■ **Given instruction**:
Pull every line containing "label" out of the material below.

■ **Dataset**:
▬▬▬
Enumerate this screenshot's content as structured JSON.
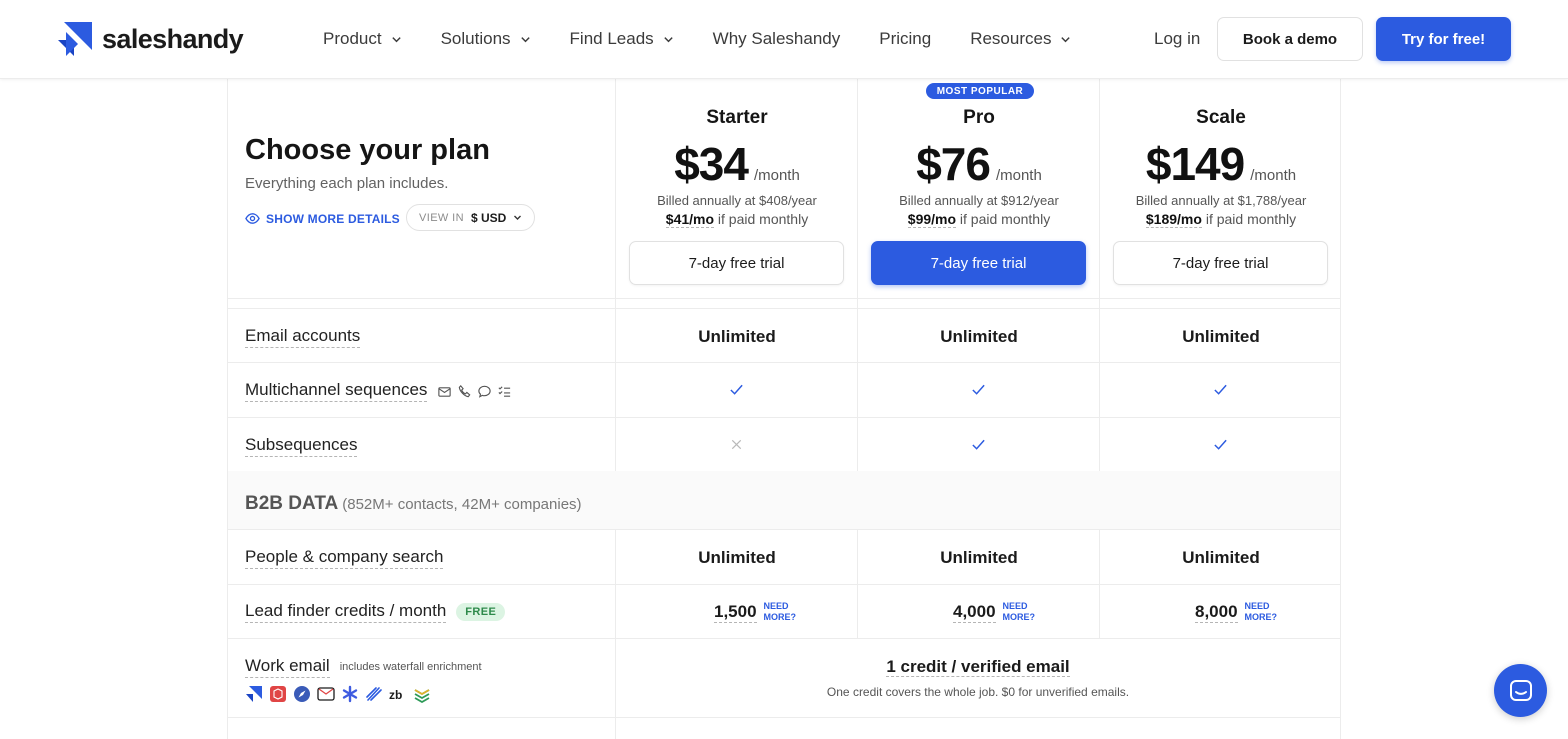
{
  "header": {
    "brand": "saleshandy",
    "nav": [
      {
        "label": "Product",
        "dropdown": true
      },
      {
        "label": "Solutions",
        "dropdown": true
      },
      {
        "label": "Find Leads",
        "dropdown": true
      },
      {
        "label": "Why Saleshandy",
        "dropdown": false
      },
      {
        "label": "Pricing",
        "dropdown": false
      },
      {
        "label": "Resources",
        "dropdown": true
      }
    ],
    "login": "Log in",
    "demo": "Book a demo",
    "try": "Try for free!"
  },
  "intro": {
    "title": "Choose your plan",
    "subtitle": "Everything each plan includes.",
    "show_more": "SHOW MORE DETAILS",
    "view_in": "VIEW IN",
    "currency": "$ USD"
  },
  "plans": [
    {
      "name": "Starter",
      "price": "$34",
      "per": "/month",
      "annual": "Billed annually at $408/year",
      "monthly_price": "$41/mo",
      "monthly_suffix": " if paid monthly",
      "cta": "7-day free trial",
      "badge": ""
    },
    {
      "name": "Pro",
      "price": "$76",
      "per": "/month",
      "annual": "Billed annually at $912/year",
      "monthly_price": "$99/mo",
      "monthly_suffix": " if paid monthly",
      "cta": "7-day free trial",
      "badge": "MOST POPULAR"
    },
    {
      "name": "Scale",
      "price": "$149",
      "per": "/month",
      "annual": "Billed annually at $1,788/year",
      "monthly_price": "$189/mo",
      "monthly_suffix": " if paid monthly",
      "cta": "7-day free trial",
      "badge": ""
    }
  ],
  "features": {
    "email_accounts": {
      "label": "Email accounts",
      "values": [
        "Unlimited",
        "Unlimited",
        "Unlimited"
      ]
    },
    "multichannel": {
      "label": "Multichannel sequences",
      "values": [
        true,
        true,
        true
      ]
    },
    "subsequences": {
      "label": "Subsequences",
      "values": [
        false,
        true,
        true
      ]
    }
  },
  "b2b": {
    "title": "B2B DATA",
    "subtitle": "(852M+ contacts, 42M+ companies)",
    "people_search": {
      "label": "People & company search",
      "values": [
        "Unlimited",
        "Unlimited",
        "Unlimited"
      ]
    },
    "lead_credits": {
      "label": "Lead finder credits / month",
      "badge": "FREE",
      "values": [
        "1,500",
        "4,000",
        "8,000"
      ],
      "need_more": [
        "NEED",
        "MORE?"
      ]
    },
    "work_email": {
      "label": "Work email",
      "note": "includes waterfall enrichment",
      "value": "1 credit / verified email",
      "value_note": "One credit covers the whole job. $0 for unverified emails."
    }
  },
  "colors": {
    "accent": "#2c5be0",
    "free_badge_bg": "#dcf4e3",
    "free_badge_text": "#2e8a4b"
  }
}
▬▬▬
■ **Response**:
        "label": "Product",
        "label": "Solutions",
        "label": "Find Leads",
        "label": "Why Saleshandy",
        "label": "Pricing",
        "label": "Resources",
      "label": "Email accounts",
      "label": "Multichannel sequences",
      "label": "Subsequences",
      "label": "People & company search",
      "label": "Lead finder credits / month",
      "label": "Work email",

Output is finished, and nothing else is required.